**WHAT IS NEEDED**. Filter the records below down to lines containing "ylabel".

— begin STORED RECORDS —

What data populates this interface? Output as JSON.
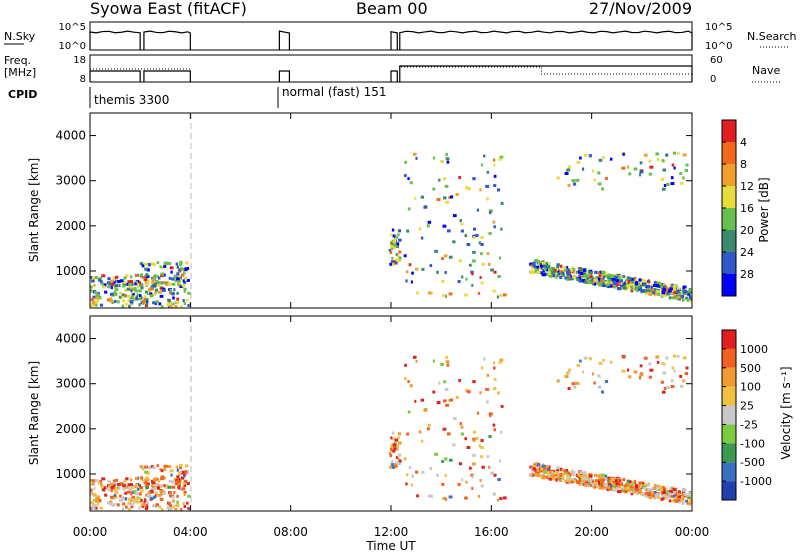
{
  "header": {
    "title": "Syowa East (fitACF)",
    "beam": "Beam 00",
    "date": "27/Nov/2009"
  },
  "nsky_panel": {
    "left_label": "N.Sky",
    "right_label": "N.Search",
    "left_ticks": [
      "10^5",
      "10^0"
    ],
    "right_ticks": [
      "10^5",
      "10^0"
    ]
  },
  "freq_panel": {
    "left_label_line1": "Freq.",
    "left_label_line2": "[MHz]",
    "right_label": "Nave",
    "left_ticks": [
      "18",
      "8"
    ],
    "right_ticks": [
      "60",
      "0"
    ]
  },
  "cpid_panel": {
    "label": "CPID",
    "modes": [
      {
        "start_hour": 0.0,
        "name": "themis 3300"
      },
      {
        "start_hour": 7.5,
        "name": "normal (fast) 151"
      }
    ]
  },
  "x_axis": {
    "label": "Time UT",
    "range_hours": [
      0,
      24
    ],
    "ticks": [
      "00:00",
      "04:00",
      "08:00",
      "12:00",
      "16:00",
      "20:00",
      "00:00"
    ]
  },
  "chart_data": [
    {
      "type": "heatmap",
      "name": "power",
      "ylabel": "Slant Range [km]",
      "ylim": [
        180,
        4500
      ],
      "yticks": [
        "1000",
        "2000",
        "3000",
        "4000"
      ],
      "colorbar_label": "Power [dB]",
      "colorbar_ticks": [
        "4",
        "8",
        "12",
        "16",
        "20",
        "24",
        "28"
      ],
      "colorbar_colors": [
        "#0000ff",
        "#2f58c8",
        "#3a8a6e",
        "#67c04c",
        "#e8dc3c",
        "#f0a02a",
        "#f06a1e",
        "#e02020"
      ]
    },
    {
      "type": "heatmap",
      "name": "velocity",
      "ylabel": "Slant Range [km]",
      "ylim": [
        180,
        4500
      ],
      "yticks": [
        "1000",
        "2000",
        "3000",
        "4000"
      ],
      "colorbar_label": "Velocity [m s⁻¹]",
      "colorbar_ticks": [
        "1000",
        "500",
        "100",
        "25",
        "-25",
        "-100",
        "-500",
        "-1000"
      ],
      "colorbar_colors": [
        "#2040b0",
        "#3a70c0",
        "#3c9a50",
        "#7acc40",
        "#c8c8c8",
        "#f0c040",
        "#f09a30",
        "#f06020",
        "#e02020"
      ]
    }
  ]
}
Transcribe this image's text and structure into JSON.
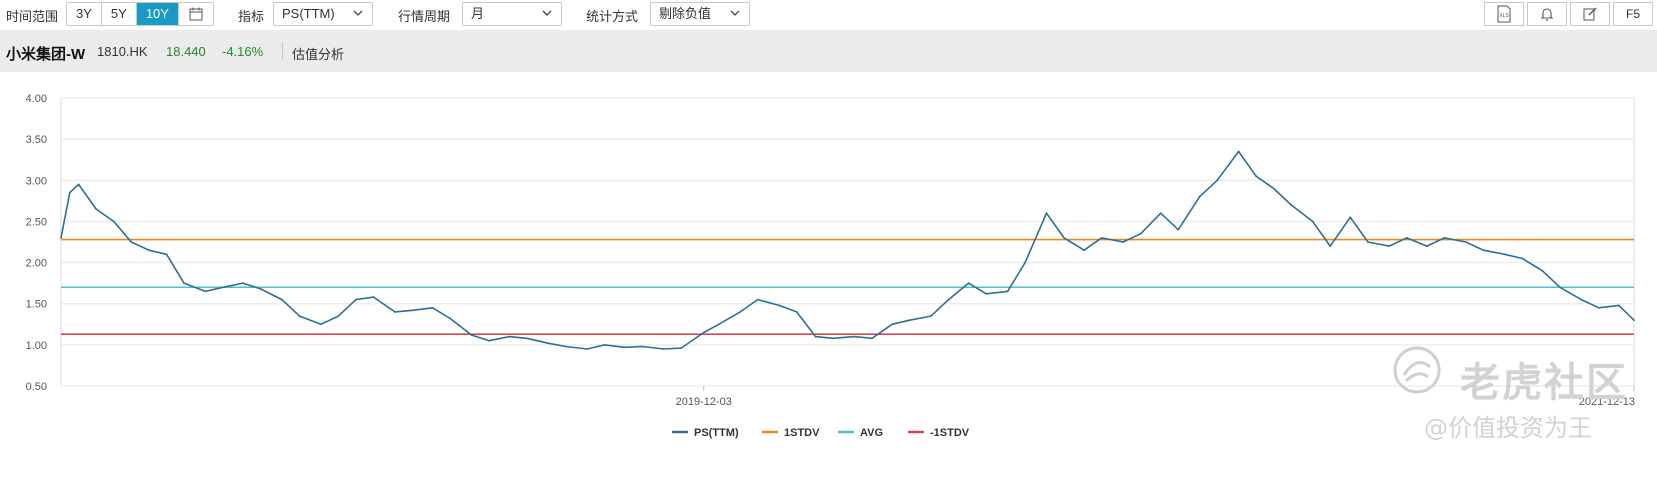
{
  "toolbar": {
    "time_range_label": "时间范围",
    "time_ranges": [
      "3Y",
      "5Y",
      "10Y"
    ],
    "active_range": "10Y",
    "indicator_label": "指标",
    "indicator_value": "PS(TTM)",
    "period_label": "行情周期",
    "period_value": "月",
    "stat_label": "统计方式",
    "stat_value": "剔除负值",
    "right_tools": [
      "xls-icon",
      "bell-icon",
      "edit-icon",
      "F5"
    ],
    "f5_label": "F5",
    "xls_label": "XLS"
  },
  "stock": {
    "name": "小米集团-W",
    "code": "1810.HK",
    "price": "18.440",
    "change": "-4.16%",
    "view_title": "估值分析"
  },
  "watermark": {
    "brand": "老虎社区",
    "handle": "@价值投资为王"
  },
  "chart_data": {
    "type": "line",
    "title": "",
    "xlabel": "",
    "ylabel": "",
    "ylim": [
      0.5,
      4.0
    ],
    "yticks": [
      "0.50",
      "1.00",
      "1.50",
      "2.00",
      "2.50",
      "3.00",
      "3.50",
      "4.00"
    ],
    "x_tick_labels": [
      "2019-12-03",
      "2021-12-13"
    ],
    "x_start": "2018-07-09",
    "x_end": "2021-12-13",
    "grid": true,
    "legend_position": "bottom",
    "series": [
      {
        "name": "PS(TTM)",
        "color": "#2d6f95",
        "type": "line",
        "x": [
          "2018-07-09",
          "2018-07-16",
          "2018-07-23",
          "2018-08-06",
          "2018-08-20",
          "2018-09-03",
          "2018-09-17",
          "2018-10-01",
          "2018-10-15",
          "2018-11-01",
          "2018-11-15",
          "2018-12-01",
          "2018-12-15",
          "2019-01-01",
          "2019-01-15",
          "2019-02-01",
          "2019-02-15",
          "2019-03-01",
          "2019-03-15",
          "2019-04-01",
          "2019-04-15",
          "2019-05-01",
          "2019-05-15",
          "2019-06-01",
          "2019-06-15",
          "2019-07-01",
          "2019-07-15",
          "2019-08-01",
          "2019-08-15",
          "2019-09-01",
          "2019-09-15",
          "2019-10-01",
          "2019-10-15",
          "2019-11-01",
          "2019-11-15",
          "2019-12-03",
          "2019-12-15",
          "2020-01-01",
          "2020-01-15",
          "2020-02-01",
          "2020-02-15",
          "2020-03-01",
          "2020-03-15",
          "2020-04-01",
          "2020-04-15",
          "2020-05-01",
          "2020-05-15",
          "2020-06-01",
          "2020-06-15",
          "2020-07-01",
          "2020-07-15",
          "2020-08-01",
          "2020-08-15",
          "2020-09-01",
          "2020-09-15",
          "2020-10-01",
          "2020-10-15",
          "2020-11-01",
          "2020-11-15",
          "2020-12-01",
          "2020-12-15",
          "2021-01-01",
          "2021-01-15",
          "2021-02-01",
          "2021-02-15",
          "2021-03-01",
          "2021-03-15",
          "2021-04-01",
          "2021-04-15",
          "2021-05-01",
          "2021-05-15",
          "2021-06-01",
          "2021-06-15",
          "2021-07-01",
          "2021-07-15",
          "2021-08-01",
          "2021-08-15",
          "2021-09-01",
          "2021-09-15",
          "2021-10-01",
          "2021-10-15",
          "2021-11-01",
          "2021-11-15",
          "2021-12-01",
          "2021-12-13"
        ],
        "values": [
          2.3,
          2.85,
          2.95,
          2.65,
          2.5,
          2.25,
          2.15,
          2.1,
          1.75,
          1.65,
          1.7,
          1.75,
          1.68,
          1.55,
          1.35,
          1.25,
          1.35,
          1.55,
          1.58,
          1.4,
          1.42,
          1.45,
          1.32,
          1.12,
          1.05,
          1.1,
          1.08,
          1.02,
          0.98,
          0.95,
          1.0,
          0.97,
          0.98,
          0.95,
          0.96,
          1.15,
          1.25,
          1.4,
          1.55,
          1.48,
          1.4,
          1.1,
          1.08,
          1.1,
          1.08,
          1.25,
          1.3,
          1.35,
          1.55,
          1.75,
          1.62,
          1.65,
          2.0,
          2.6,
          2.3,
          2.15,
          2.3,
          2.25,
          2.35,
          2.6,
          2.4,
          2.8,
          3.0,
          3.35,
          3.05,
          2.9,
          2.7,
          2.5,
          2.2,
          2.55,
          2.25,
          2.2,
          2.3,
          2.2,
          2.3,
          2.25,
          2.15,
          2.1,
          2.05,
          1.9,
          1.7,
          1.55,
          1.45,
          1.48,
          1.3
        ]
      },
      {
        "name": "1STDV",
        "color": "#e8891c",
        "type": "hline",
        "value": 2.28
      },
      {
        "name": "AVG",
        "color": "#57bccf",
        "type": "hline",
        "value": 1.7
      },
      {
        "name": "-1STDV",
        "color": "#d24a4e",
        "type": "hline",
        "value": 1.13
      }
    ]
  }
}
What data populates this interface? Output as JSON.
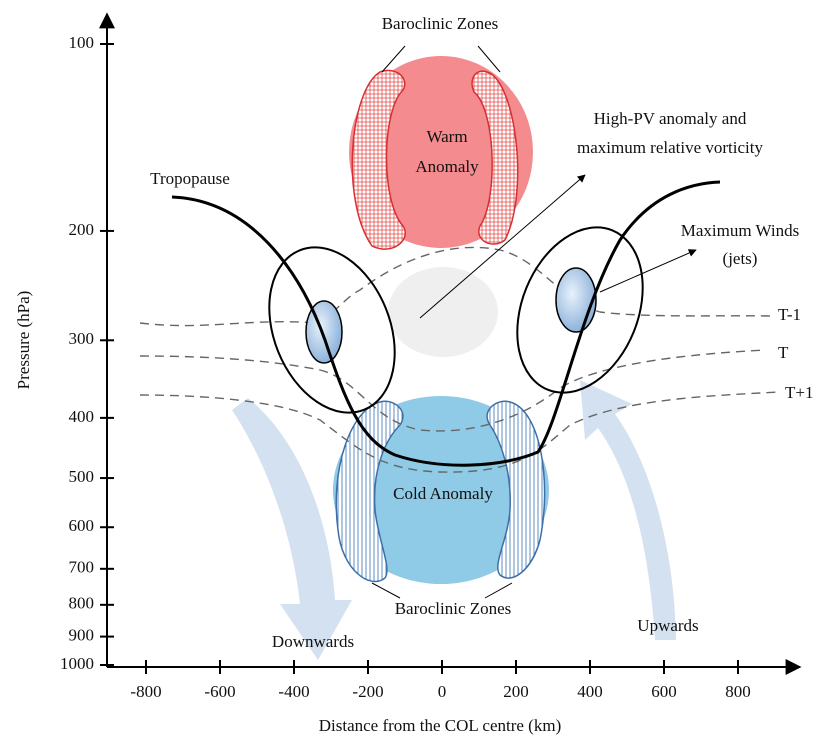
{
  "axes": {
    "y": {
      "label": "Pressure (hPa)",
      "scale": "log",
      "ticks": [
        100,
        200,
        300,
        400,
        500,
        600,
        700,
        800,
        900,
        1000
      ]
    },
    "x": {
      "label": "Distance from the COL centre (km)",
      "scale": "linear",
      "ticks": [
        -800,
        -600,
        -400,
        -200,
        0,
        200,
        400,
        600,
        800
      ]
    }
  },
  "labels": {
    "baroclinic_top": "Baroclinic Zones",
    "warm": [
      "Warm",
      "Anomaly"
    ],
    "high_pv": [
      "High-PV anomaly and",
      "maximum relative vorticity"
    ],
    "tropopause": "Tropopause",
    "max_winds": [
      "Maximum Winds",
      "(jets)"
    ],
    "t_minus": "T-1",
    "t": "T",
    "t_plus": "T+1",
    "cold": "Cold Anomaly",
    "baroclinic_bottom": "Baroclinic Zones",
    "downwards": "Downwards",
    "upwards": "Upwards"
  }
}
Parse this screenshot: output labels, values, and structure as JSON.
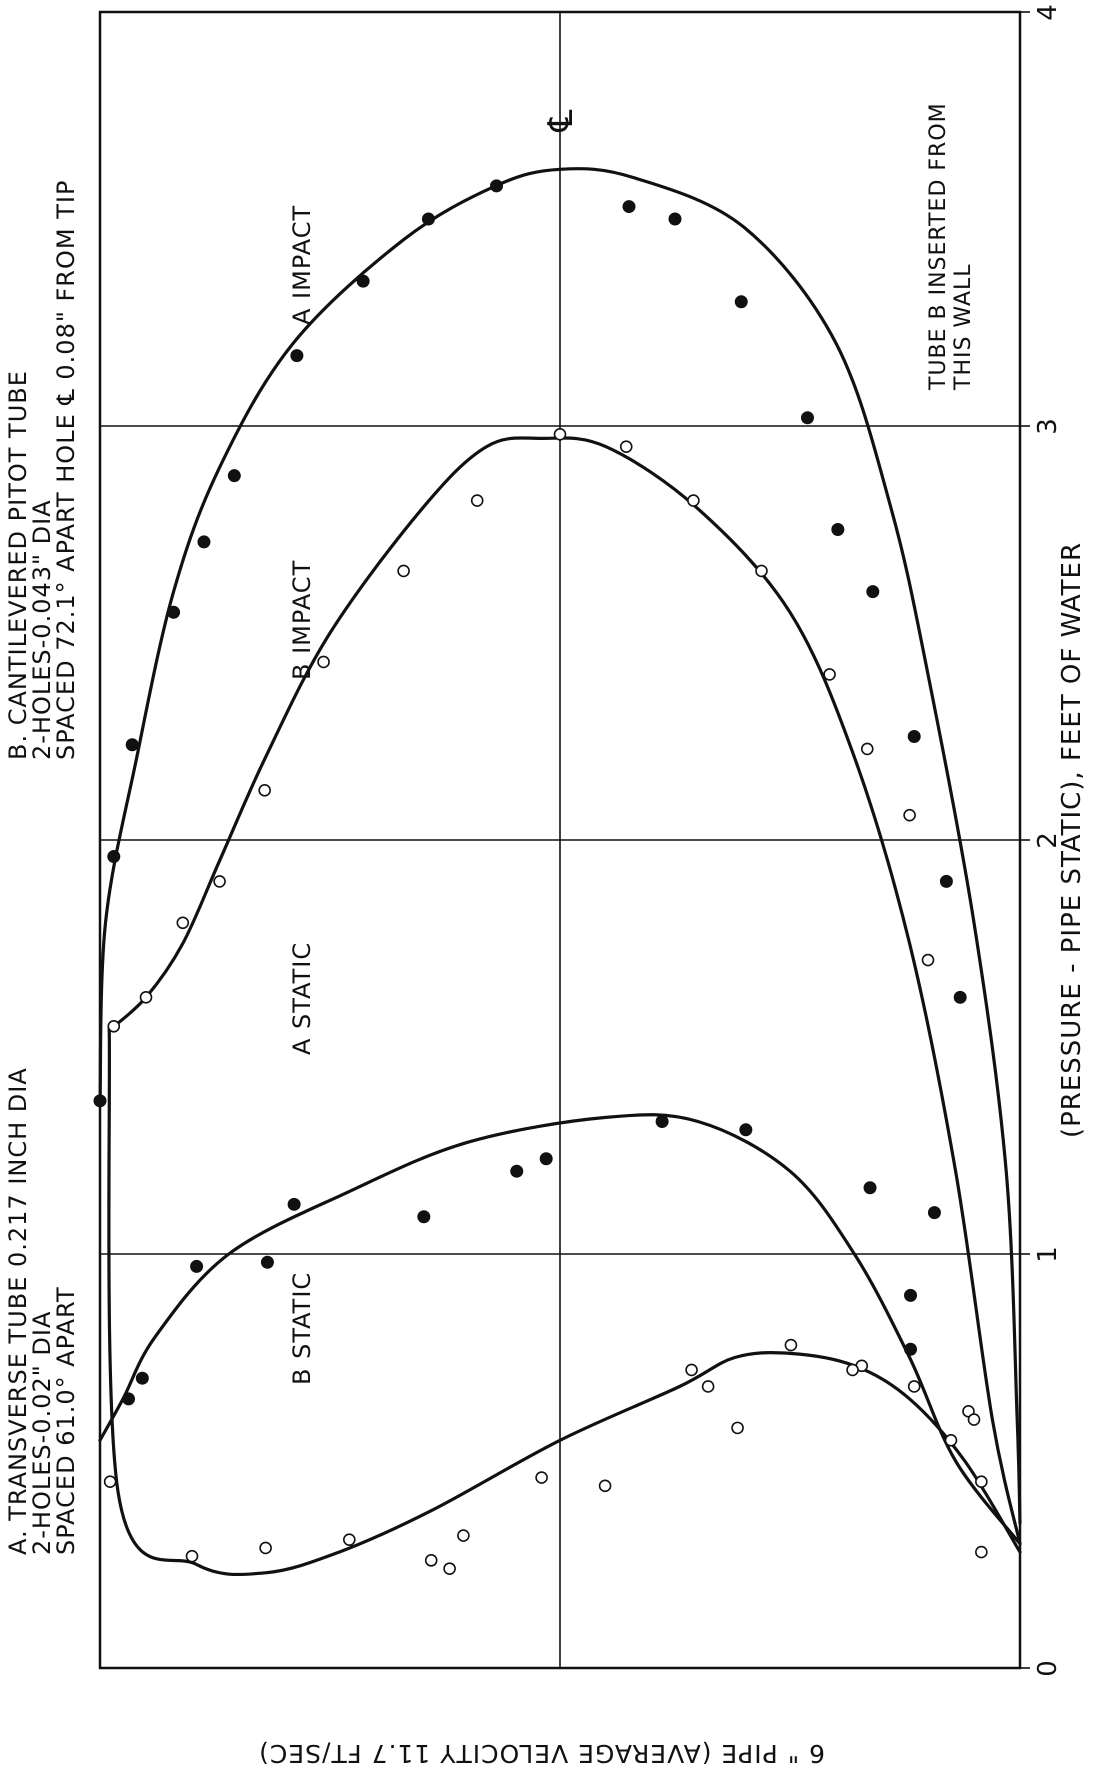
{
  "chart_data": {
    "type": "scatter",
    "orientation": "rotated-90-ccw",
    "title": "",
    "xlabel": "(PRESSURE - PIPE STATIC), FEET OF WATER",
    "ylabel": "6 \" PIPE (AVERAGE VELOCITY 11.7 FT/SEC)",
    "xlim": [
      0,
      4
    ],
    "ylim": [
      0,
      1
    ],
    "x_ticks": [
      "0",
      "1",
      "2",
      "3",
      "4"
    ],
    "grid": true,
    "centerline_symbol": "℄",
    "series": [
      {
        "name": "A IMPACT",
        "marker": "filled",
        "curve": [
          [
            1.36,
            0.0
          ],
          [
            1.8,
            0.006
          ],
          [
            2.2,
            0.04
          ],
          [
            2.6,
            0.08
          ],
          [
            2.9,
            0.13
          ],
          [
            3.2,
            0.21
          ],
          [
            3.45,
            0.33
          ],
          [
            3.58,
            0.43
          ],
          [
            3.62,
            0.5
          ],
          [
            3.6,
            0.58
          ],
          [
            3.48,
            0.7
          ],
          [
            3.2,
            0.8
          ],
          [
            2.8,
            0.86
          ],
          [
            2.4,
            0.9
          ],
          [
            1.8,
            0.95
          ],
          [
            1.2,
            0.985
          ],
          [
            0.6,
            0.997
          ],
          [
            0.35,
            1.0
          ]
        ],
        "points": [
          [
            1.96,
            0.015
          ],
          [
            2.23,
            0.035
          ],
          [
            2.55,
            0.08
          ],
          [
            2.72,
            0.113
          ],
          [
            2.88,
            0.146
          ],
          [
            3.17,
            0.214
          ],
          [
            3.35,
            0.286
          ],
          [
            3.5,
            0.357
          ],
          [
            3.58,
            0.431
          ],
          [
            3.53,
            0.575
          ],
          [
            3.5,
            0.625
          ],
          [
            3.3,
            0.697
          ],
          [
            3.02,
            0.769
          ],
          [
            2.75,
            0.802
          ],
          [
            2.6,
            0.84
          ],
          [
            2.25,
            0.885
          ],
          [
            1.9,
            0.92
          ],
          [
            1.62,
            0.935
          ]
        ]
      },
      {
        "name": "B IMPACT",
        "marker": "open",
        "curve": [
          [
            1.54,
            0.01
          ],
          [
            1.62,
            0.05
          ],
          [
            1.75,
            0.09
          ],
          [
            1.95,
            0.13
          ],
          [
            2.2,
            0.18
          ],
          [
            2.5,
            0.25
          ],
          [
            2.8,
            0.35
          ],
          [
            2.95,
            0.42
          ],
          [
            2.97,
            0.48
          ],
          [
            2.95,
            0.55
          ],
          [
            2.8,
            0.65
          ],
          [
            2.55,
            0.75
          ],
          [
            2.2,
            0.82
          ],
          [
            1.75,
            0.88
          ],
          [
            1.2,
            0.93
          ],
          [
            0.6,
            0.97
          ],
          [
            0.3,
            1.0
          ]
        ],
        "points": [
          [
            1.55,
            0.015
          ],
          [
            1.62,
            0.05
          ],
          [
            1.8,
            0.09
          ],
          [
            1.9,
            0.13
          ],
          [
            2.12,
            0.179
          ],
          [
            2.43,
            0.243
          ],
          [
            2.65,
            0.33
          ],
          [
            2.82,
            0.41
          ],
          [
            2.98,
            0.5
          ],
          [
            2.95,
            0.572
          ],
          [
            2.82,
            0.645
          ],
          [
            2.65,
            0.719
          ],
          [
            2.4,
            0.793
          ],
          [
            2.22,
            0.834
          ],
          [
            2.06,
            0.88
          ],
          [
            1.71,
            0.9
          ],
          [
            0.45,
            0.958
          ]
        ]
      },
      {
        "name": "A STATIC",
        "marker": "filled",
        "curve": [
          [
            0.55,
            0.0
          ],
          [
            0.65,
            0.025
          ],
          [
            0.8,
            0.06
          ],
          [
            1.0,
            0.14
          ],
          [
            1.15,
            0.27
          ],
          [
            1.27,
            0.4
          ],
          [
            1.33,
            0.55
          ],
          [
            1.32,
            0.65
          ],
          [
            1.2,
            0.75
          ],
          [
            1.0,
            0.82
          ],
          [
            0.75,
            0.88
          ],
          [
            0.5,
            0.93
          ],
          [
            0.3,
            1.0
          ]
        ],
        "points": [
          [
            1.37,
            0.0
          ],
          [
            0.65,
            0.031
          ],
          [
            0.7,
            0.046
          ],
          [
            0.97,
            0.105
          ],
          [
            0.98,
            0.182
          ],
          [
            1.12,
            0.211
          ],
          [
            1.09,
            0.352
          ],
          [
            1.2,
            0.453
          ],
          [
            1.23,
            0.485
          ],
          [
            1.32,
            0.611
          ],
          [
            1.3,
            0.702
          ],
          [
            1.16,
            0.837
          ],
          [
            0.9,
            0.881
          ],
          [
            1.1,
            0.907
          ],
          [
            0.77,
            0.881
          ]
        ]
      },
      {
        "name": "B STATIC",
        "marker": "open",
        "curve": [
          [
            1.55,
            0.01
          ],
          [
            0.42,
            0.02
          ],
          [
            0.25,
            0.105
          ],
          [
            0.23,
            0.18
          ],
          [
            0.28,
            0.26
          ],
          [
            0.38,
            0.36
          ],
          [
            0.55,
            0.5
          ],
          [
            0.68,
            0.63
          ],
          [
            0.75,
            0.69
          ],
          [
            0.76,
            0.75
          ],
          [
            0.73,
            0.82
          ],
          [
            0.65,
            0.88
          ],
          [
            0.5,
            0.94
          ],
          [
            0.28,
            1.0
          ]
        ],
        "points": [
          [
            0.45,
            0.011
          ],
          [
            0.27,
            0.1
          ],
          [
            0.29,
            0.18
          ],
          [
            0.31,
            0.271
          ],
          [
            0.26,
            0.36
          ],
          [
            0.32,
            0.395
          ],
          [
            0.24,
            0.38
          ],
          [
            0.46,
            0.48
          ],
          [
            0.44,
            0.549
          ],
          [
            0.58,
            0.693
          ],
          [
            0.68,
            0.661
          ],
          [
            0.72,
            0.643
          ],
          [
            0.78,
            0.751
          ],
          [
            0.73,
            0.828
          ],
          [
            0.72,
            0.818
          ],
          [
            0.68,
            0.885
          ],
          [
            0.62,
            0.944
          ],
          [
            0.55,
            0.925
          ],
          [
            0.6,
            0.95
          ],
          [
            0.28,
            0.958
          ]
        ]
      }
    ],
    "annotations": [
      {
        "lines": [
          "A. TRANSVERSE TUBE 0.217 INCH DIA",
          "2-HOLES-0.02\" DIA",
          "SPACED 61.0° APART"
        ]
      },
      {
        "lines": [
          "B. CANTILEVERED PITOT TUBE",
          "2-HOLES-0.043\" DIA",
          "SPACED 72.1° APART   HOLE ℄ 0.08\" FROM TIP"
        ]
      },
      {
        "lines": [
          "TUBE B INSERTED FROM",
          "THIS WALL"
        ]
      }
    ],
    "curve_labels": [
      "B  STATIC",
      "A  STATIC",
      "B  IMPACT",
      "A  IMPACT"
    ]
  }
}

— end STORED RECORDS —

**TASK OUTPUT**.
      "ylabel": "Slant Range [km]",
      "ylabel": "Slant Range [km]",
    "ylabel": "",
    "ylabel": "6 \" PIPE (AVERAGE VELOCITY 11.7 FT/SEC)",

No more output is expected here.